## Start EXERCISE MATERIALS

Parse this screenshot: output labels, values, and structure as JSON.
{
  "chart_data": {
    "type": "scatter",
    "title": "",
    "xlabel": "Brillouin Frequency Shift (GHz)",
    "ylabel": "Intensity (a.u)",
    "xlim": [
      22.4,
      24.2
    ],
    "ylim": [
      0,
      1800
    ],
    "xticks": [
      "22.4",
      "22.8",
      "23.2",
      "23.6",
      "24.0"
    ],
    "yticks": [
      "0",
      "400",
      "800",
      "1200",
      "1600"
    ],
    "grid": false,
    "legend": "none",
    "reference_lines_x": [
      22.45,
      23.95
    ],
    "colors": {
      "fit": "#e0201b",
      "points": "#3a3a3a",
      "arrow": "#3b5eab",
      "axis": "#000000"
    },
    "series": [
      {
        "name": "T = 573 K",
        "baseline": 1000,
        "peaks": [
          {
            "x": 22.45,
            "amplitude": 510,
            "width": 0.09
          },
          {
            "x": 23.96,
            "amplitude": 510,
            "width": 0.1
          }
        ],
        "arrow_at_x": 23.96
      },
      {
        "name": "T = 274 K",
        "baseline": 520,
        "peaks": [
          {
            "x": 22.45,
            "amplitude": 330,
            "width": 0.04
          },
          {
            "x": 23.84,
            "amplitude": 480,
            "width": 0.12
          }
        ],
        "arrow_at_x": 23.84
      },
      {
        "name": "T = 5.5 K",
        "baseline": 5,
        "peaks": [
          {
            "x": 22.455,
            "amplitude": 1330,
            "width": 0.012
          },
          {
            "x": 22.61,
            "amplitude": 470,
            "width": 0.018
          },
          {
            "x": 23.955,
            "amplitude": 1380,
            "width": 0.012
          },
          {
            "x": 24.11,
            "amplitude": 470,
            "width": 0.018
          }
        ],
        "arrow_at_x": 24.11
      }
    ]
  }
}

## End EXERCISE MATERIALS

WRITTEN INSTRUCTION: Go through the records above and set each one down exactly, please.

COMPLETED TASK:
Parse this screenshot: output labels, values, and structure as JSON.
{
  "chart_data": {
    "type": "scatter",
    "title": "",
    "xlabel": "Brillouin Frequency Shift (GHz)",
    "ylabel": "Intensity (a.u)",
    "xlim": [
      22.4,
      24.2
    ],
    "ylim": [
      0,
      1800
    ],
    "xticks": [
      "22.4",
      "22.8",
      "23.2",
      "23.6",
      "24.0"
    ],
    "yticks": [
      "0",
      "400",
      "800",
      "1200",
      "1600"
    ],
    "grid": false,
    "legend": "none",
    "reference_lines_x": [
      22.45,
      23.95
    ],
    "colors": {
      "fit": "#e0201b",
      "points": "#3a3a3a",
      "arrow": "#3b5eab",
      "axis": "#000000"
    },
    "series": [
      {
        "name": "T = 573 K",
        "baseline": 1000,
        "peaks": [
          {
            "x": 22.45,
            "amplitude": 510,
            "width": 0.09
          },
          {
            "x": 23.96,
            "amplitude": 510,
            "width": 0.1
          }
        ],
        "arrow_at_x": 23.96
      },
      {
        "name": "T = 274 K",
        "baseline": 520,
        "peaks": [
          {
            "x": 22.45,
            "amplitude": 330,
            "width": 0.04
          },
          {
            "x": 23.84,
            "amplitude": 480,
            "width": 0.12
          }
        ],
        "arrow_at_x": 23.84
      },
      {
        "name": "T = 5.5 K",
        "baseline": 5,
        "peaks": [
          {
            "x": 22.455,
            "amplitude": 1330,
            "width": 0.012
          },
          {
            "x": 22.61,
            "amplitude": 470,
            "width": 0.018
          },
          {
            "x": 23.955,
            "amplitude": 1380,
            "width": 0.012
          },
          {
            "x": 24.11,
            "amplitude": 470,
            "width": 0.018
          }
        ],
        "arrow_at_x": 24.11
      }
    ]
  }
}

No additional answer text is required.